— Exercise description —
Print the listing below in its entirety, character for character.

— Stored records —

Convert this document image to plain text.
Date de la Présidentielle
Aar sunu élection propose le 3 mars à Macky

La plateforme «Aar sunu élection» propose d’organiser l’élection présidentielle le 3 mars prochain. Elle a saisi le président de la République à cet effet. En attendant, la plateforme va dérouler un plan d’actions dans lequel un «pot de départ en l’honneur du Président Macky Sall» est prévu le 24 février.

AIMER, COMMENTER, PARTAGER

— The solution —
Convert this document image to plain text.
Date de la Présidentielle
Aar sunu élection propose le 3 mars à Macky

La plateforme «Aar sunu élection» propose d’organiser l’élection présidentielle le 3 mars prochain. Elle a saisi le président de la République à cet effet. En attendant, la plateforme va dérouler un plan d’actions dans lequel un «pot de départ en l’honneur du Président Macky Sall» est prévu le 24 février.

AIMER, COMMENTER, PARTAGER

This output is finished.